Instructions to follow = Restate the full set of records exactly, word for word.

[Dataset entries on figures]
▽
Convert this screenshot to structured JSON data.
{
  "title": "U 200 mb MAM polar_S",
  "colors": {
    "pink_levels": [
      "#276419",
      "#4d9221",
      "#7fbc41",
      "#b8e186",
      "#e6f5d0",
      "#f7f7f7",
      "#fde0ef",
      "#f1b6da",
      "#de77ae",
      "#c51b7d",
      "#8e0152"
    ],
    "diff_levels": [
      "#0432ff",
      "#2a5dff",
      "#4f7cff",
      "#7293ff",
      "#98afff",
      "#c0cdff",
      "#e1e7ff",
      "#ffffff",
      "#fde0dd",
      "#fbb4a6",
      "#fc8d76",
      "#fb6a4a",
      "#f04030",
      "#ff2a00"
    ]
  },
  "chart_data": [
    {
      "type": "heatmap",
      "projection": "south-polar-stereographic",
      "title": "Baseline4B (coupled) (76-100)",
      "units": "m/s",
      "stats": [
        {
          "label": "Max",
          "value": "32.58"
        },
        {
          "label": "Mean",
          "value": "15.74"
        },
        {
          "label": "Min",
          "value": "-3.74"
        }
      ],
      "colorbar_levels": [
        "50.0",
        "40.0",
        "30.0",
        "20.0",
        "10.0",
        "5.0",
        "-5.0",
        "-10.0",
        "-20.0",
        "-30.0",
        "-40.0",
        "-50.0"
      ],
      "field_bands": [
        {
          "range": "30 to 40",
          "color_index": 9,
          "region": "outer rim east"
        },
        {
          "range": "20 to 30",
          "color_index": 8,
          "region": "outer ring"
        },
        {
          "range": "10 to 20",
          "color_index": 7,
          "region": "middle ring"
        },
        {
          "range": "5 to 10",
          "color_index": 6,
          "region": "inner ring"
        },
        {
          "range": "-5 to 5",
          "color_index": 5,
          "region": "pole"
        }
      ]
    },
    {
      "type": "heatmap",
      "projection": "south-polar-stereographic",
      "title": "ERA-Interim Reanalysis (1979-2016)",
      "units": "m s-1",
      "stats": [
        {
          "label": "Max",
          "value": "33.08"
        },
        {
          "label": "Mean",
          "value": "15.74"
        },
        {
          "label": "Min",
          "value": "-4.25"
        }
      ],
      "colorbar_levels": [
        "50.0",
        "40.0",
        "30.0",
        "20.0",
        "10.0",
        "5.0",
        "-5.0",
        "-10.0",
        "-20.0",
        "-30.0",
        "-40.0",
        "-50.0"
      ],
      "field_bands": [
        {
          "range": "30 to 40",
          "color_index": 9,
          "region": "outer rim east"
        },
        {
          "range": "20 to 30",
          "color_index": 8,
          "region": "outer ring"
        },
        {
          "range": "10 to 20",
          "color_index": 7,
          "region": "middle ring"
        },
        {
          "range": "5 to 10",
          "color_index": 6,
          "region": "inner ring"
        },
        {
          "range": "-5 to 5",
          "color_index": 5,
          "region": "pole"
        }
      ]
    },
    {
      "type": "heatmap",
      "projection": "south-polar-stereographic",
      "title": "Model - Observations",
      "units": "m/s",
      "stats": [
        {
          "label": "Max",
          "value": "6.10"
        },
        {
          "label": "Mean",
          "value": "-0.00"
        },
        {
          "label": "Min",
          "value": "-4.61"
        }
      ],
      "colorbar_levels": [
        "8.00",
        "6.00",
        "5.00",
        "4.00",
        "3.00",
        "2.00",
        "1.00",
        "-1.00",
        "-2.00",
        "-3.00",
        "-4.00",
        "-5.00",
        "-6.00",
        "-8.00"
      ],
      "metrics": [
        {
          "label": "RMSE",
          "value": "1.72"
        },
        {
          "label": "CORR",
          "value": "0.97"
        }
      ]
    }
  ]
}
△
Answer for this exercise =
Convert this screenshot to structured JSON data.
{
  "title": "U 200 mb MAM polar_S",
  "colors": {
    "pink_levels": [
      "#276419",
      "#4d9221",
      "#7fbc41",
      "#b8e186",
      "#e6f5d0",
      "#f7f7f7",
      "#fde0ef",
      "#f1b6da",
      "#de77ae",
      "#c51b7d",
      "#8e0152"
    ],
    "diff_levels": [
      "#0432ff",
      "#2a5dff",
      "#4f7cff",
      "#7293ff",
      "#98afff",
      "#c0cdff",
      "#e1e7ff",
      "#ffffff",
      "#fde0dd",
      "#fbb4a6",
      "#fc8d76",
      "#fb6a4a",
      "#f04030",
      "#ff2a00"
    ]
  },
  "chart_data": [
    {
      "type": "heatmap",
      "projection": "south-polar-stereographic",
      "title": "Baseline4B (coupled) (76-100)",
      "units": "m/s",
      "stats": [
        {
          "label": "Max",
          "value": "32.58"
        },
        {
          "label": "Mean",
          "value": "15.74"
        },
        {
          "label": "Min",
          "value": "-3.74"
        }
      ],
      "colorbar_levels": [
        "50.0",
        "40.0",
        "30.0",
        "20.0",
        "10.0",
        "5.0",
        "-5.0",
        "-10.0",
        "-20.0",
        "-30.0",
        "-40.0",
        "-50.0"
      ],
      "field_bands": [
        {
          "range": "30 to 40",
          "color_index": 9,
          "region": "outer rim east"
        },
        {
          "range": "20 to 30",
          "color_index": 8,
          "region": "outer ring"
        },
        {
          "range": "10 to 20",
          "color_index": 7,
          "region": "middle ring"
        },
        {
          "range": "5 to 10",
          "color_index": 6,
          "region": "inner ring"
        },
        {
          "range": "-5 to 5",
          "color_index": 5,
          "region": "pole"
        }
      ]
    },
    {
      "type": "heatmap",
      "projection": "south-polar-stereographic",
      "title": "ERA-Interim Reanalysis (1979-2016)",
      "units": "m s-1",
      "stats": [
        {
          "label": "Max",
          "value": "33.08"
        },
        {
          "label": "Mean",
          "value": "15.74"
        },
        {
          "label": "Min",
          "value": "-4.25"
        }
      ],
      "colorbar_levels": [
        "50.0",
        "40.0",
        "30.0",
        "20.0",
        "10.0",
        "5.0",
        "-5.0",
        "-10.0",
        "-20.0",
        "-30.0",
        "-40.0",
        "-50.0"
      ],
      "field_bands": [
        {
          "range": "30 to 40",
          "color_index": 9,
          "region": "outer rim east"
        },
        {
          "range": "20 to 30",
          "color_index": 8,
          "region": "outer ring"
        },
        {
          "range": "10 to 20",
          "color_index": 7,
          "region": "middle ring"
        },
        {
          "range": "5 to 10",
          "color_index": 6,
          "region": "inner ring"
        },
        {
          "range": "-5 to 5",
          "color_index": 5,
          "region": "pole"
        }
      ]
    },
    {
      "type": "heatmap",
      "projection": "south-polar-stereographic",
      "title": "Model - Observations",
      "units": "m/s",
      "stats": [
        {
          "label": "Max",
          "value": "6.10"
        },
        {
          "label": "Mean",
          "value": "-0.00"
        },
        {
          "label": "Min",
          "value": "-4.61"
        }
      ],
      "colorbar_levels": [
        "8.00",
        "6.00",
        "5.00",
        "4.00",
        "3.00",
        "2.00",
        "1.00",
        "-1.00",
        "-2.00",
        "-3.00",
        "-4.00",
        "-5.00",
        "-6.00",
        "-8.00"
      ],
      "metrics": [
        {
          "label": "RMSE",
          "value": "1.72"
        },
        {
          "label": "CORR",
          "value": "0.97"
        }
      ]
    }
  ]
}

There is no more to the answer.